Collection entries
========

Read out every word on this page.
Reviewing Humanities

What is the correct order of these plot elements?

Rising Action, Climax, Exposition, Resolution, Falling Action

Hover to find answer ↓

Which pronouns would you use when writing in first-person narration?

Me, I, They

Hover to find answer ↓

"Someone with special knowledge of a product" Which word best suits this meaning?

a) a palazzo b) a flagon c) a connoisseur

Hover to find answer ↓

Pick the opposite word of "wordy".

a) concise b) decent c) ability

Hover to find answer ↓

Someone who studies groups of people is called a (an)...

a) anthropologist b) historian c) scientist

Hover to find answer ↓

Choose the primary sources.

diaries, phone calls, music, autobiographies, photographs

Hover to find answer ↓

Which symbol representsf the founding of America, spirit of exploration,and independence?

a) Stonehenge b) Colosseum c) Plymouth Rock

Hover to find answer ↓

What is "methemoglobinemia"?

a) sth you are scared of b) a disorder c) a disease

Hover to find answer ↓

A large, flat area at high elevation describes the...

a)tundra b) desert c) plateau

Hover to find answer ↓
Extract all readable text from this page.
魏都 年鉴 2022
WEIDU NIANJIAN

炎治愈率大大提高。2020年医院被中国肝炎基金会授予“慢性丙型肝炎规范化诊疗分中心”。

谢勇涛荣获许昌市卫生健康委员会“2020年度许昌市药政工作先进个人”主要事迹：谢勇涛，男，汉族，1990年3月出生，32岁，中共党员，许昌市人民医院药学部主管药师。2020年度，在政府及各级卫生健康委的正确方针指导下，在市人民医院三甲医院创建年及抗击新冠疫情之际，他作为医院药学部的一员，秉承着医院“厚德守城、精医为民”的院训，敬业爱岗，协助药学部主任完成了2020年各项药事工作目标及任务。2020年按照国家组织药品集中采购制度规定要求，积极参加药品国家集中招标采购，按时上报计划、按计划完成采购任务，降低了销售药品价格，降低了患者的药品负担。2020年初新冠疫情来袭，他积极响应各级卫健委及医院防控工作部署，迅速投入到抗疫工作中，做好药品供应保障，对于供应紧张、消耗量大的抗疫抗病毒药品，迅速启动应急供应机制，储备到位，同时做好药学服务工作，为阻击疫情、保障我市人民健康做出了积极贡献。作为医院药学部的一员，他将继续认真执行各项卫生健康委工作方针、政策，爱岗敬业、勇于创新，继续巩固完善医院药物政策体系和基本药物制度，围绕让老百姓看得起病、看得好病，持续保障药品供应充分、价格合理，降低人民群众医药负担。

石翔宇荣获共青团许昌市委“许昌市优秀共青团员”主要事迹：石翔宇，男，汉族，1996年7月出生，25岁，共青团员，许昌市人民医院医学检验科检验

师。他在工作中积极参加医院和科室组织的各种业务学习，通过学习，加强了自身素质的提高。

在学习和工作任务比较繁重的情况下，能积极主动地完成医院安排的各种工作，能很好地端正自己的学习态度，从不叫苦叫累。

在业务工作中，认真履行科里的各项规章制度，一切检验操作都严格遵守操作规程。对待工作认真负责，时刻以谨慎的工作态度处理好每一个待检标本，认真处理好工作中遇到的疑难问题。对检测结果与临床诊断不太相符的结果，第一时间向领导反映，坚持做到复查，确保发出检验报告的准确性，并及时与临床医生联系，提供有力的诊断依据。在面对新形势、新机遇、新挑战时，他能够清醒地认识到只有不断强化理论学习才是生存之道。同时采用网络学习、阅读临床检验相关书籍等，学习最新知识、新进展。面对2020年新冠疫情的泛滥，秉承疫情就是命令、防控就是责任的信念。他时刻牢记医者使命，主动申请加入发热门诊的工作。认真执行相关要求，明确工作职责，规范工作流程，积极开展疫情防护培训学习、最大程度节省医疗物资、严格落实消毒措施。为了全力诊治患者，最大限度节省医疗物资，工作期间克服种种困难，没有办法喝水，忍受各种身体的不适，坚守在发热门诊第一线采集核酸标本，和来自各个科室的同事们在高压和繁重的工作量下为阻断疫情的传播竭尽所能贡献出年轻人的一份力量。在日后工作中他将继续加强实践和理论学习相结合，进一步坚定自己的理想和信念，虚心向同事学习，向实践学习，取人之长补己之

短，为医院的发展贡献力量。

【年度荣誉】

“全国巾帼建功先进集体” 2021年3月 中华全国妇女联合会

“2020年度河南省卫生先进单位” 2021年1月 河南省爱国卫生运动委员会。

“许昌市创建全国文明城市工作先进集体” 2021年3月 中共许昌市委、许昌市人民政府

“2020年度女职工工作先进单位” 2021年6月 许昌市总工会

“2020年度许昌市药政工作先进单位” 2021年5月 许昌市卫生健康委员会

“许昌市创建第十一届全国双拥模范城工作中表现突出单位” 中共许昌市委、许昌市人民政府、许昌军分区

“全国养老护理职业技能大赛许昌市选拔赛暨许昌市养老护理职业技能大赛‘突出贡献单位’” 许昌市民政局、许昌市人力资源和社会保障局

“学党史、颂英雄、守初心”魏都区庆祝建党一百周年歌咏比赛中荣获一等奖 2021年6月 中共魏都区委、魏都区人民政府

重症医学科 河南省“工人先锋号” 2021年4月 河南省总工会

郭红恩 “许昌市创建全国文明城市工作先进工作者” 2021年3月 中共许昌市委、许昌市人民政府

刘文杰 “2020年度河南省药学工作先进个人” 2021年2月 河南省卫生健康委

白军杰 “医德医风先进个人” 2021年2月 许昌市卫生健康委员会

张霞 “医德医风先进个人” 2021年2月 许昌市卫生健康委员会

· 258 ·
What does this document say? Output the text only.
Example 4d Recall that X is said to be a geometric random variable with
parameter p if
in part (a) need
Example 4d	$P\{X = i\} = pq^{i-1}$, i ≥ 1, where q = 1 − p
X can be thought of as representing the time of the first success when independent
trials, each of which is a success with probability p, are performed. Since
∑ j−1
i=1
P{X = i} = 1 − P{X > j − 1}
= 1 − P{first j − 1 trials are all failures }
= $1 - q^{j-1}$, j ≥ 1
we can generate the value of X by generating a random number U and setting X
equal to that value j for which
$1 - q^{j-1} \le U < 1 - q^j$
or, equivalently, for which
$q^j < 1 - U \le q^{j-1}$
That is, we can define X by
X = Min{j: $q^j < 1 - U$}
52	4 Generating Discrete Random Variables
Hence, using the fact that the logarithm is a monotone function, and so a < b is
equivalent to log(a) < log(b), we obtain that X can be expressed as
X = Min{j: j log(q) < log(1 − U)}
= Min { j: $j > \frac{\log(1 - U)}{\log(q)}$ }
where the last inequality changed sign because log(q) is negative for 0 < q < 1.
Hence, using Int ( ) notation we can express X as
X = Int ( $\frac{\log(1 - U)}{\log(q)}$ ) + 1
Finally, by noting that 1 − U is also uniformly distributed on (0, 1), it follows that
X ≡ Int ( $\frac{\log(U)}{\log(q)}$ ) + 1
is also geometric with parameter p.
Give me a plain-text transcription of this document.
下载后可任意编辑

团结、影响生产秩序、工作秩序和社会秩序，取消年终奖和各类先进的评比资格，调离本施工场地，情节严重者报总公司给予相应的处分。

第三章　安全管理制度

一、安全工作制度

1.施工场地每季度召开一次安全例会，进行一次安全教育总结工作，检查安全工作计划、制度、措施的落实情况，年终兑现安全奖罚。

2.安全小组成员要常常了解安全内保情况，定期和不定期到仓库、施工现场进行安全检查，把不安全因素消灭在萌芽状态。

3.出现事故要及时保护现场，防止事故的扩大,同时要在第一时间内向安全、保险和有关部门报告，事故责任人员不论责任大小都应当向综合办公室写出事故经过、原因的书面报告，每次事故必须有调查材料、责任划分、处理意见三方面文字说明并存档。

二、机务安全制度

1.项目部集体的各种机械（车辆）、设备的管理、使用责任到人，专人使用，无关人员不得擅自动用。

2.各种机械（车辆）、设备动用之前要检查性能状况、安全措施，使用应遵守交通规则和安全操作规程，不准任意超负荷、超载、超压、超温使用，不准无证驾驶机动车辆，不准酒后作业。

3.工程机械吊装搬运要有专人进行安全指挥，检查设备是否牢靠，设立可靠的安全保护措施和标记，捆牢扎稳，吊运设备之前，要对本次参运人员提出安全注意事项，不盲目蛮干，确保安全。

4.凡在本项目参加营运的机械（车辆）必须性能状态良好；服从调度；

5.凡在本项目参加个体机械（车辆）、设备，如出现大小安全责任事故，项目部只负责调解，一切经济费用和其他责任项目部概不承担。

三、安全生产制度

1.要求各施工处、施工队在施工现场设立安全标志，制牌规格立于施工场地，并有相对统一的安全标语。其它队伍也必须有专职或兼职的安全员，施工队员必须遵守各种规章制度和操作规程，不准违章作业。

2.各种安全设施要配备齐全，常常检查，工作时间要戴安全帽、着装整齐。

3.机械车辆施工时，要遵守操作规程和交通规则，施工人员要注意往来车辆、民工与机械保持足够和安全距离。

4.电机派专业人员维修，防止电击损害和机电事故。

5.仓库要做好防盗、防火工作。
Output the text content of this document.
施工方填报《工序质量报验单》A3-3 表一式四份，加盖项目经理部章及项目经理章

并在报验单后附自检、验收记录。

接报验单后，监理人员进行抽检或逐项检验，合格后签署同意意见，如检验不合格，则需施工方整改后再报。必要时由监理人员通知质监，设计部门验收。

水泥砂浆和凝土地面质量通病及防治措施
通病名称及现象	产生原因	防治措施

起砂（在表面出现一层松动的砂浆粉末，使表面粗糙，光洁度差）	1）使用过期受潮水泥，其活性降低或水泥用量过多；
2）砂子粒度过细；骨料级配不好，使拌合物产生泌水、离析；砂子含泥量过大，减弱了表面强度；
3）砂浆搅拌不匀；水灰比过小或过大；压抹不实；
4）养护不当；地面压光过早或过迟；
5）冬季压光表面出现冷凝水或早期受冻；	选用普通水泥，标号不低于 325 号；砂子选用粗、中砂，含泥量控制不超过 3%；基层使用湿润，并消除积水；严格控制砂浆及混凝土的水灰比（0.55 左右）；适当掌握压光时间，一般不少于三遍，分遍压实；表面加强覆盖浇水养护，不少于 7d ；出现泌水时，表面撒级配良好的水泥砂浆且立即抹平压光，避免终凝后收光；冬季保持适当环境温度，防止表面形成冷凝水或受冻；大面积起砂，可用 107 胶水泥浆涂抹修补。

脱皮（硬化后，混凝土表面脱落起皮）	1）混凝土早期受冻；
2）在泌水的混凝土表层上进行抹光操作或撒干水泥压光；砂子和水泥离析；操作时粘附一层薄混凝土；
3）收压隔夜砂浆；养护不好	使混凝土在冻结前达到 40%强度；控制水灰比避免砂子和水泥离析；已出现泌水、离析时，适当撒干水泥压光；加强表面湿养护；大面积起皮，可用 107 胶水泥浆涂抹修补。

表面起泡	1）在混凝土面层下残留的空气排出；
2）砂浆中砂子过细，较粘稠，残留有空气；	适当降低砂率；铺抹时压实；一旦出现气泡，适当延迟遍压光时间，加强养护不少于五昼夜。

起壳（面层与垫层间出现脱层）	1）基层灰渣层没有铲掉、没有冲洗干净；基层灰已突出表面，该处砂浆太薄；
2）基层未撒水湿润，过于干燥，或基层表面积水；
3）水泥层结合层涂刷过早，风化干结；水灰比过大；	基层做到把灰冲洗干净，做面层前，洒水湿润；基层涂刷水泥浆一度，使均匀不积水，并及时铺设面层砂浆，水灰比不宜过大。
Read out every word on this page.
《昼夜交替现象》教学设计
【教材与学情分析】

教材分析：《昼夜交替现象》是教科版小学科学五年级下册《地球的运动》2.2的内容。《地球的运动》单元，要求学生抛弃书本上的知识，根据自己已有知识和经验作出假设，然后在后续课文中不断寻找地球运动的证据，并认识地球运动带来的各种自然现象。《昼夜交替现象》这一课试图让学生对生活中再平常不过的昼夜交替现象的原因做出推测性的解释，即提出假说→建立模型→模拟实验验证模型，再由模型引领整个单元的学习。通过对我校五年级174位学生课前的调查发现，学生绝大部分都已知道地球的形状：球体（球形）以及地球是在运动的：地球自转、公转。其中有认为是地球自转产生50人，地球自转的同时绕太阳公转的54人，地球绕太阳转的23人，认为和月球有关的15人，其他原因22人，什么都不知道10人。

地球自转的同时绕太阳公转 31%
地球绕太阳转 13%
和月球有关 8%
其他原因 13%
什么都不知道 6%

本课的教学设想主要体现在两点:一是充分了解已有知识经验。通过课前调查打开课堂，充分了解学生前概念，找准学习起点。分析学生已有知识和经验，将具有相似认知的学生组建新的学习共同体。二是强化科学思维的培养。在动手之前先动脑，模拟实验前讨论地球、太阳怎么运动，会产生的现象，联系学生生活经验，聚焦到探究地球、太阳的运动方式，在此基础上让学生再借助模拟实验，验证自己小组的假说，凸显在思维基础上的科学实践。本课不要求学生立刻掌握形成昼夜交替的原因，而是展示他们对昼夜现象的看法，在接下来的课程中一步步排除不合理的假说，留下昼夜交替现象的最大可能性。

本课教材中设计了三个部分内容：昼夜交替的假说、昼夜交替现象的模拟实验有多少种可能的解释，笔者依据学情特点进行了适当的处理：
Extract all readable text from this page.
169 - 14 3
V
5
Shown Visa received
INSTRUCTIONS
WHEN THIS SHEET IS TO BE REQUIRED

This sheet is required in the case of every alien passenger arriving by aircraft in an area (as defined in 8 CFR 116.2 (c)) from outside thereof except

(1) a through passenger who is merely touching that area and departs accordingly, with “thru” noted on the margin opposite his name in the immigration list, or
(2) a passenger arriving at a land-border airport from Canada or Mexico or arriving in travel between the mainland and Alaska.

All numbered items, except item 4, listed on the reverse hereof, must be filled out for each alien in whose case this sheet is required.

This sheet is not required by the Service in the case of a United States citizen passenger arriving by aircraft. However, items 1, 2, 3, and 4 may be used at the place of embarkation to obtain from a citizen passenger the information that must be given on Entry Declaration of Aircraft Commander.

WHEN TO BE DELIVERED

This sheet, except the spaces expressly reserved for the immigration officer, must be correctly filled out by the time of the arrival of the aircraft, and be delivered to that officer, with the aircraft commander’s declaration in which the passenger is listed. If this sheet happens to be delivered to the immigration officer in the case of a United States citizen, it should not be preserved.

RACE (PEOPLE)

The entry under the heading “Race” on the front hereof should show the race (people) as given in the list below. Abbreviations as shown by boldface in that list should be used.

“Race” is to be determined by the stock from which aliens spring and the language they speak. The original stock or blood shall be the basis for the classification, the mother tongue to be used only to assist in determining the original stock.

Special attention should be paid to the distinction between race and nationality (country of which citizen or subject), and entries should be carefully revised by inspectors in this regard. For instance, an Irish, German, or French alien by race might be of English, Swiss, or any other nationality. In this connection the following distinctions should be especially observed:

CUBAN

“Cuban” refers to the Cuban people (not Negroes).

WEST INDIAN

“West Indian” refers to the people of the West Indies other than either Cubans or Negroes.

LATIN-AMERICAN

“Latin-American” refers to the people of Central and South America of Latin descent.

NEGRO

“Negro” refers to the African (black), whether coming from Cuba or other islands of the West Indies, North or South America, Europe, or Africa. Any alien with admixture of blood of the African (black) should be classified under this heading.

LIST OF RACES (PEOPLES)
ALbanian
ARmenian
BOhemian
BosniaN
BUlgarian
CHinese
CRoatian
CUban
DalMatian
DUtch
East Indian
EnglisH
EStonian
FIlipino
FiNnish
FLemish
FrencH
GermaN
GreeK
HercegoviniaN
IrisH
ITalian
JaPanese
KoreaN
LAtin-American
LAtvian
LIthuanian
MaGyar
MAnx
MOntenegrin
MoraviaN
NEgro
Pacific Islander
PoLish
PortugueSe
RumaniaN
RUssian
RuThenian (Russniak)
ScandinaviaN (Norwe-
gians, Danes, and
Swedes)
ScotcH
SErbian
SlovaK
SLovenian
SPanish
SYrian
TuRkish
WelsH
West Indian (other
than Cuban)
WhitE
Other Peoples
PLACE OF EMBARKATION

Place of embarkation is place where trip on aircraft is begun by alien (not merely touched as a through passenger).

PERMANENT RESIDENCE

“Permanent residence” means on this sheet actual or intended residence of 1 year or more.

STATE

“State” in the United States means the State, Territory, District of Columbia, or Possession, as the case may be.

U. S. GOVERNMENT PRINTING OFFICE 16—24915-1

========

Check each line of the records above for the word "United", then give the number of lines that have it, with no other words.

Correct output: 3